-- START --

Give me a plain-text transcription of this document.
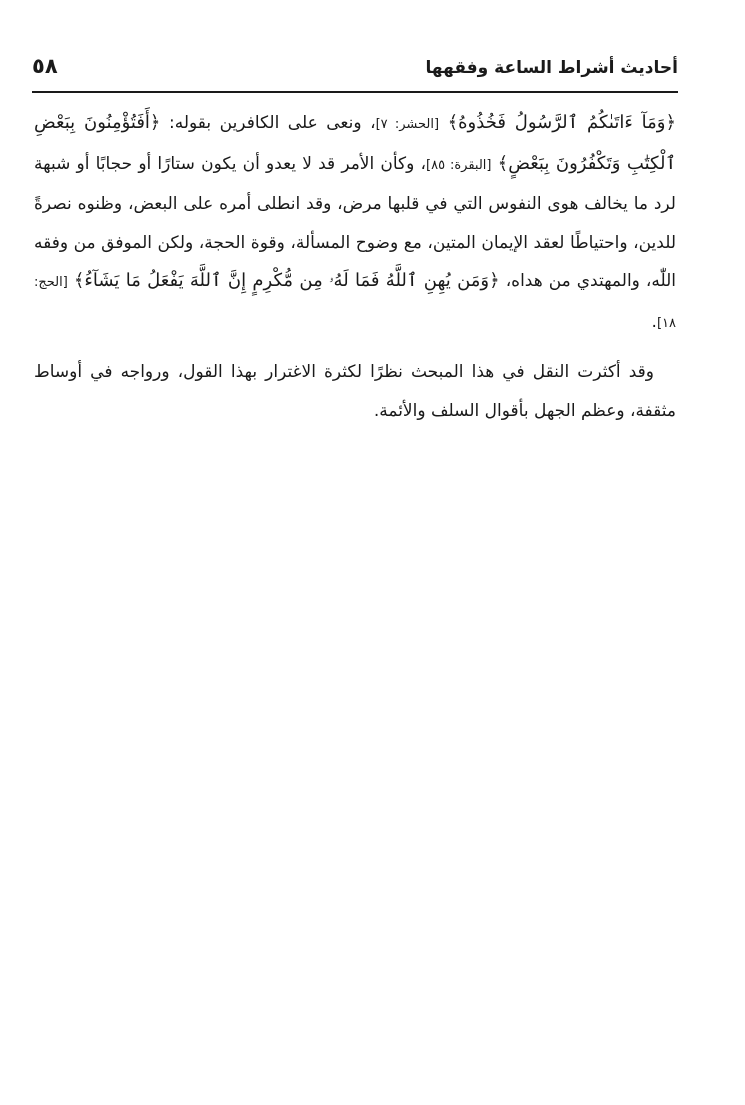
أحاديث أشراط الساعة وفقهها
٥٨

﴿وَمَآ ءَاتَىٰكُمُ ٱلرَّسُولُ فَخُذُوهُ﴾ [الحشر: ٧]، ونعى على الكافرين بقوله: ﴿أَفَتُؤْمِنُونَ بِبَعْضِ ٱلْكِتَٰبِ وَتَكْفُرُونَ بِبَعْضٍ﴾ [البقرة: ٨٥]، وكأن الأمر قد لا يعدو أن يكون ستارًا أو حجابًا أو شبهة لرد ما يخالف هوى النفوس التي في قلبها مرض، وقد انطلى أمره على البعض، وظنوه نصرةً للدين، واحتياطًا لعقد الإيمان المتين، مع وضوح المسألة، وقوة الحجة، ولكن الموفق من وفقه اللّٰه، والمهتدي من هداه، ﴿وَمَن يُهِنِ ٱللَّهُ فَمَا لَهُۥ مِن مُّكْرِمٍ إِنَّ ٱللَّهَ يَفْعَلُ مَا يَشَآءُ﴾ [الحج: ١٨].

وقد أكثرت النقل في هذا المبحث نظرًا لكثرة الاغترار بهذا القول، ورواجه في أوساط مثقفة، وعظم الجهل بأقوال السلف والأئمة.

-- END --

▸ **AIM OF THE TASK**
From the listing above, print every entry precisely and drop the pictures.

▸ **OUTPUT FOR THIS EXERCISE**
Give me a plain-text transcription of this document.
أحاديث أشراط الساعة وفقهها
٥٨

﴿وَمَآ ءَاتَىٰكُمُ ٱلرَّسُولُ فَخُذُوهُ﴾ [الحشر: ٧]، ونعى على الكافرين بقوله: ﴿أَفَتُؤْمِنُونَ بِبَعْضِ ٱلْكِتَٰبِ وَتَكْفُرُونَ بِبَعْضٍ﴾ [البقرة: ٨٥]، وكأن الأمر قد لا يعدو أن يكون ستارًا أو حجابًا أو شبهة لرد ما يخالف هوى النفوس التي في قلبها مرض، وقد انطلى أمره على البعض، وظنوه نصرةً للدين، واحتياطًا لعقد الإيمان المتين، مع وضوح المسألة، وقوة الحجة، ولكن الموفق من وفقه اللّٰه، والمهتدي من هداه، ﴿وَمَن يُهِنِ ٱللَّهُ فَمَا لَهُۥ مِن مُّكْرِمٍ إِنَّ ٱللَّهَ يَفْعَلُ مَا يَشَآءُ﴾ [الحج: ١٨].

وقد أكثرت النقل في هذا المبحث نظرًا لكثرة الاغترار بهذا القول، ورواجه في أوساط مثقفة، وعظم الجهل بأقوال السلف والأئمة.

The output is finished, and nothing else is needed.